[GIVEN DATA]:
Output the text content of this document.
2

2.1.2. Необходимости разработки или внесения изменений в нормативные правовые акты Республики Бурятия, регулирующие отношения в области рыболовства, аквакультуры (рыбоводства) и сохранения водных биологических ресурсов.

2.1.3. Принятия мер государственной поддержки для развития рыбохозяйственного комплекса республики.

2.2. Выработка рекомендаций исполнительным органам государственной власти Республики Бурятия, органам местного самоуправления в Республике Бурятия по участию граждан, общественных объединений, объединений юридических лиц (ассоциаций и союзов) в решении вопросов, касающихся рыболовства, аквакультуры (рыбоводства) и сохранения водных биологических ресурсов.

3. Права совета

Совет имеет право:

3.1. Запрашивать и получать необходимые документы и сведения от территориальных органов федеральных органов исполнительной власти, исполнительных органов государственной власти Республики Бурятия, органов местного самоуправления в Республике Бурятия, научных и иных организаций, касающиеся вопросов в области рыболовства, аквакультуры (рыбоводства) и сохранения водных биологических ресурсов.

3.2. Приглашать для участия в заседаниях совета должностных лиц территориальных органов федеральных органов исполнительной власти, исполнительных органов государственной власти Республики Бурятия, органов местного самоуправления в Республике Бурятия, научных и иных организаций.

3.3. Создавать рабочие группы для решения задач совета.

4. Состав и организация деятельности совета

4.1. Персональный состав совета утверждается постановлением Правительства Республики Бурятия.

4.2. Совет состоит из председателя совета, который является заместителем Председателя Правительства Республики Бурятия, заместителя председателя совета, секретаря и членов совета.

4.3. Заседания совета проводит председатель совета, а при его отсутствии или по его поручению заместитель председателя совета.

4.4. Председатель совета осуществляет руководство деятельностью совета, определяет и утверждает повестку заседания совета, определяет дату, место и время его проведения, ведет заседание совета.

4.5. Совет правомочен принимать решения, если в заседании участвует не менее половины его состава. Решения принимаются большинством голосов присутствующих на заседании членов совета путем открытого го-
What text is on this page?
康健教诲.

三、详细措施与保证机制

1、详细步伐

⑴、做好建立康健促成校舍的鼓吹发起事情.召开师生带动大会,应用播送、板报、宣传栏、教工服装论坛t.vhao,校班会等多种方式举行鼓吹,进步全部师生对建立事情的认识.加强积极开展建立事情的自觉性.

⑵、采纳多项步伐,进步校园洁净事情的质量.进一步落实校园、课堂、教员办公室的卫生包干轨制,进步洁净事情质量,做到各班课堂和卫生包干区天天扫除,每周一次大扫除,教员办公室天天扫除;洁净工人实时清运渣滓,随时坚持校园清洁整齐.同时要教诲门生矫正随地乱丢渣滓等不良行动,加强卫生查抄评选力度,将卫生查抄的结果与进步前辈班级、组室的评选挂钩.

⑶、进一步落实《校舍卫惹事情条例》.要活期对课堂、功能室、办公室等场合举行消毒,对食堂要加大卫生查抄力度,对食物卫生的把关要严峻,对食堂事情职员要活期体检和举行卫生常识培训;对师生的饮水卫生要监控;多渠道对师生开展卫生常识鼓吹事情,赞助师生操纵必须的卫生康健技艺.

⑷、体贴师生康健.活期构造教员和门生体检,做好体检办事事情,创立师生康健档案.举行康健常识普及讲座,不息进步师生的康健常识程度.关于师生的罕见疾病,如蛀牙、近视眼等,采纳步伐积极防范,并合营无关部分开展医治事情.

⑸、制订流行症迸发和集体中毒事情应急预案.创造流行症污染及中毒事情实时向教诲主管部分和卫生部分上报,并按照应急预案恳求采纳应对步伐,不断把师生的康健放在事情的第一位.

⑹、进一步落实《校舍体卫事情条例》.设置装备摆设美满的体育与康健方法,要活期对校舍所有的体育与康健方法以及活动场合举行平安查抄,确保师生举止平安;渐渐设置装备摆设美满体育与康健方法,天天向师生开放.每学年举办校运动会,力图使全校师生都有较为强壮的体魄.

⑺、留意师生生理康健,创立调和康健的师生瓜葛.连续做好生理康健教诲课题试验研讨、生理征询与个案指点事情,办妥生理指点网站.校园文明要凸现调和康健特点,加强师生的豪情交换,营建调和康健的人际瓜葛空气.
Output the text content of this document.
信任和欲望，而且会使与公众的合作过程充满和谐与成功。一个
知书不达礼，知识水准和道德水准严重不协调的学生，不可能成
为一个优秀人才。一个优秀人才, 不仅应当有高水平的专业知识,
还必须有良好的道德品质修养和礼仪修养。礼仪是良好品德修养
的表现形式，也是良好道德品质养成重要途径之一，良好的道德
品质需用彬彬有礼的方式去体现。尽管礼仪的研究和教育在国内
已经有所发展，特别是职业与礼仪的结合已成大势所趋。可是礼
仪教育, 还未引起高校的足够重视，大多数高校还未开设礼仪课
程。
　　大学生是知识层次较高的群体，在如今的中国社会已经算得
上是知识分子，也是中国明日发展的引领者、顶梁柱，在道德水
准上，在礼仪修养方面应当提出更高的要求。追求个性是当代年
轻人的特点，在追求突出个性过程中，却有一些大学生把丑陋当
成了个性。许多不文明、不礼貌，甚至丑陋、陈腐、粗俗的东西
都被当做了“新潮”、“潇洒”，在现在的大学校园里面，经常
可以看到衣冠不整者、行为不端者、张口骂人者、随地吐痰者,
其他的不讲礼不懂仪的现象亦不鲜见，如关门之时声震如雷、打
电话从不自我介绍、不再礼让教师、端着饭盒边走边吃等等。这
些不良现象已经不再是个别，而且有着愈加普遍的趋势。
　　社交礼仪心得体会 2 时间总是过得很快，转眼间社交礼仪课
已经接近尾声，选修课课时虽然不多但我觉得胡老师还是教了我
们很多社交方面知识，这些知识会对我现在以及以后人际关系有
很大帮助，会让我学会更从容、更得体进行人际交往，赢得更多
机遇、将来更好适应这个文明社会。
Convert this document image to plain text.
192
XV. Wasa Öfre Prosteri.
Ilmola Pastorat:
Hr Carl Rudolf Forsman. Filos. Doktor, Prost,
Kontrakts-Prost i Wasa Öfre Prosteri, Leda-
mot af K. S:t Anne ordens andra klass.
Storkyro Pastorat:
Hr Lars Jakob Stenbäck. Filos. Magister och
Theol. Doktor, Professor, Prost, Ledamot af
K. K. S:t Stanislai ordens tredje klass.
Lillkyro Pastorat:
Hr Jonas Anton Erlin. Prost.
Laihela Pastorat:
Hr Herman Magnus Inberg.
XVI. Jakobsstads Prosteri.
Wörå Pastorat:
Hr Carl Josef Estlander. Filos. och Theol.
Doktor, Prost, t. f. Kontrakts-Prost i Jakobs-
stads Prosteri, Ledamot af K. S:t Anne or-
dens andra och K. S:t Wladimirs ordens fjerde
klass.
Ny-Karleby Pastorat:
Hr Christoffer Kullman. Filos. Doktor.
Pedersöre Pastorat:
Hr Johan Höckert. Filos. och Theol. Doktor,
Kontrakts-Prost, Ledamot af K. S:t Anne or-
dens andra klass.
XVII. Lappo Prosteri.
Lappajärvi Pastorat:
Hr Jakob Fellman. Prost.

[GIVEN REQUEST]: Extract every line above containing the word "Theol".

[WRITTEN ANSWER]:
Theol. Doktor, Professor, Prost, Ledamot af
Hr Carl Josef Estlander. Filos. och Theol.
Hr Johan Höckert. Filos. och Theol. Doktor,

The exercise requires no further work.